Problem to solve:
Copy the full set of lines exactly as given.

########################################

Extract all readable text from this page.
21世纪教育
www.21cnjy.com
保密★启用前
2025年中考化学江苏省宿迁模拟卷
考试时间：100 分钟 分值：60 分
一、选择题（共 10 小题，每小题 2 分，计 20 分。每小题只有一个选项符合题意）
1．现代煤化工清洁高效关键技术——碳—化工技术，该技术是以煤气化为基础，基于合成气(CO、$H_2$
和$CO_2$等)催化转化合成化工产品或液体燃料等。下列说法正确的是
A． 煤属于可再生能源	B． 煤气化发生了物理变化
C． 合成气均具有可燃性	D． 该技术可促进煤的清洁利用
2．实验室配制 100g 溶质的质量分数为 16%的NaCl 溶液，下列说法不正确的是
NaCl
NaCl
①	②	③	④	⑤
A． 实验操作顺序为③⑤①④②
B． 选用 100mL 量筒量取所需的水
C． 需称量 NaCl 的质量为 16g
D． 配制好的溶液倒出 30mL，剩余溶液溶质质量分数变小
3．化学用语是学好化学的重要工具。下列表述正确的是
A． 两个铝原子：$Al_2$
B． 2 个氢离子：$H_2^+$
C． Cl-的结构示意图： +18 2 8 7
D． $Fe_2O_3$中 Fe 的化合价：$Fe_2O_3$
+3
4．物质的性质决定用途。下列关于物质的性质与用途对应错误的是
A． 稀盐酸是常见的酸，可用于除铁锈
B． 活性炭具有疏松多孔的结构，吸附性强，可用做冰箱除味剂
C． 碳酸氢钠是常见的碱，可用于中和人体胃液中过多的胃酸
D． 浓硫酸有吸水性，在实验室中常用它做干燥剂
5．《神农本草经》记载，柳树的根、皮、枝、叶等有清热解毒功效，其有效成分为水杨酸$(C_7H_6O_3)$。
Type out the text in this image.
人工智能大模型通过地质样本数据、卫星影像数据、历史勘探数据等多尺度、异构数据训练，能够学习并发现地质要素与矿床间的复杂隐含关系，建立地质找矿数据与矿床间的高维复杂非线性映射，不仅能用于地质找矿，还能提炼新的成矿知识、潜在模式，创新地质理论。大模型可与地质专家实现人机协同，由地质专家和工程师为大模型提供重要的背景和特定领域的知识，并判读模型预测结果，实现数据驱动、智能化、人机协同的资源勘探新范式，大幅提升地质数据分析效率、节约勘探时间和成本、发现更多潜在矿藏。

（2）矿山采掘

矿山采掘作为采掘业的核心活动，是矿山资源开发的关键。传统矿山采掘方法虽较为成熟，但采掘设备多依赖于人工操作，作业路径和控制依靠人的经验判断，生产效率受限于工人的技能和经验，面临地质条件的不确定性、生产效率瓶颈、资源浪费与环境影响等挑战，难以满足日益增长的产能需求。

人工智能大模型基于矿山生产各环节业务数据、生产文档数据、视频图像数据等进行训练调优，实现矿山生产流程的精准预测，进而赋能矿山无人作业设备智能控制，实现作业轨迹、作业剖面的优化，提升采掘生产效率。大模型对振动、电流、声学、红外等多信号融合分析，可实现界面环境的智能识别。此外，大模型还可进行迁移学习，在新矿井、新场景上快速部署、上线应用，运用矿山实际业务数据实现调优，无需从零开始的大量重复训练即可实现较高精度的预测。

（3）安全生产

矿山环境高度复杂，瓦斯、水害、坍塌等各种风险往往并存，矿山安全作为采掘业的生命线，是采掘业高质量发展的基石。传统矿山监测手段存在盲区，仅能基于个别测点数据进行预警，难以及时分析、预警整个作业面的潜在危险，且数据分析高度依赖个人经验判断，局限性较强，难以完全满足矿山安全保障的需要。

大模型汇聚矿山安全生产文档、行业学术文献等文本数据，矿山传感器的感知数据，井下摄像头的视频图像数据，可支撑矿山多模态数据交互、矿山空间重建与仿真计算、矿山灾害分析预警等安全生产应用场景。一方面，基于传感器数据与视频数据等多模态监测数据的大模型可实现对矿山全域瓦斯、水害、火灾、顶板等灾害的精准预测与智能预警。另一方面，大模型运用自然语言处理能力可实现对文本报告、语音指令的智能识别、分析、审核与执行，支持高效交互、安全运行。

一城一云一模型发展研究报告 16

########################################

Answer to this task:
Extract all readable text from this page.
21世纪教育
www.21cnjy.com
保密★启用前
2025年中考化学江苏省宿迁模拟卷
考试时间：100 分钟 分值：60 分
一、选择题（共 10 小题，每小题 2 分，计 20 分。每小题只有一个选项符合题意）
1．现代煤化工清洁高效关键技术——碳—化工技术，该技术是以煤气化为基础，基于合成气(CO、$H_2$
和$CO_2$等)催化转化合成化工产品或液体燃料等。下列说法正确的是
A． 煤属于可再生能源	B． 煤气化发生了物理变化
C． 合成气均具有可燃性	D． 该技术可促进煤的清洁利用
2．实验室配制 100g 溶质的质量分数为 16%的NaCl 溶液，下列说法不正确的是
NaCl
NaCl
①	②	③	④	⑤
A． 实验操作顺序为③⑤①④②
B． 选用 100mL 量筒量取所需的水
C． 需称量 NaCl 的质量为 16g
D． 配制好的溶液倒出 30mL，剩余溶液溶质质量分数变小
3．化学用语是学好化学的重要工具。下列表述正确的是
A． 两个铝原子：$Al_2$
B． 2 个氢离子：$H_2^+$
C． Cl-的结构示意图： +18 2 8 7
D． $Fe_2O_3$中 Fe 的化合价：$Fe_2O_3$
+3
4．物质的性质决定用途。下列关于物质的性质与用途对应错误的是
A． 稀盐酸是常见的酸，可用于除铁锈
B． 活性炭具有疏松多孔的结构，吸附性强，可用做冰箱除味剂
C． 碳酸氢钠是常见的碱，可用于中和人体胃液中过多的胃酸
D． 浓硫酸有吸水性，在实验室中常用它做干燥剂
5．《神农本草经》记载，柳树的根、皮、枝、叶等有清热解毒功效，其有效成分为水杨酸$(C_7H_6O_3)$。
Type out the text in this image.
人工智能大模型通过地质样本数据、卫星影像数据、历史勘探数据等多尺度、异构数据训练，能够学习并发现地质要素与矿床间的复杂隐含关系，建立地质找矿数据与矿床间的高维复杂非线性映射，不仅能用于地质找矿，还能提炼新的成矿知识、潜在模式，创新地质理论。大模型可与地质专家实现人机协同，由地质专家和工程师为大模型提供重要的背景和特定领域的知识，并判读模型预测结果，实现数据驱动、智能化、人机协同的资源勘探新范式，大幅提升地质数据分析效率、节约勘探时间和成本、发现更多潜在矿藏。

（2）矿山采掘

矿山采掘作为采掘业的核心活动，是矿山资源开发的关键。传统矿山采掘方法虽较为成熟，但采掘设备多依赖于人工操作，作业路径和控制依靠人的经验判断，生产效率受限于工人的技能和经验，面临地质条件的不确定性、生产效率瓶颈、资源浪费与环境影响等挑战，难以满足日益增长的产能需求。

人工智能大模型基于矿山生产各环节业务数据、生产文档数据、视频图像数据等进行训练调优，实现矿山生产流程的精准预测，进而赋能矿山无人作业设备智能控制，实现作业轨迹、作业剖面的优化，提升采掘生产效率。大模型对振动、电流、声学、红外等多信号融合分析，可实现界面环境的智能识别。此外，大模型还可进行迁移学习，在新矿井、新场景上快速部署、上线应用，运用矿山实际业务数据实现调优，无需从零开始的大量重复训练即可实现较高精度的预测。

（3）安全生产

矿山环境高度复杂，瓦斯、水害、坍塌等各种风险往往并存，矿山安全作为采掘业的生命线，是采掘业高质量发展的基石。传统矿山监测手段存在盲区，仅能基于个别测点数据进行预警，难以及时分析、预警整个作业面的潜在危险，且数据分析高度依赖个人经验判断，局限性较强，难以完全满足矿山安全保障的需要。

大模型汇聚矿山安全生产文档、行业学术文献等文本数据，矿山传感器的感知数据，井下摄像头的视频图像数据，可支撑矿山多模态数据交互、矿山空间重建与仿真计算、矿山灾害分析预警等安全生产应用场景。一方面，基于传感器数据与视频数据等多模态监测数据的大模型可实现对矿山全域瓦斯、水害、火灾、顶板等灾害的精准预测与智能预警。另一方面，大模型运用自然语言处理能力可实现对文本报告、语音指令的智能识别、分析、审核与执行，支持高效交互、安全运行。

一城一云一模型发展研究报告 16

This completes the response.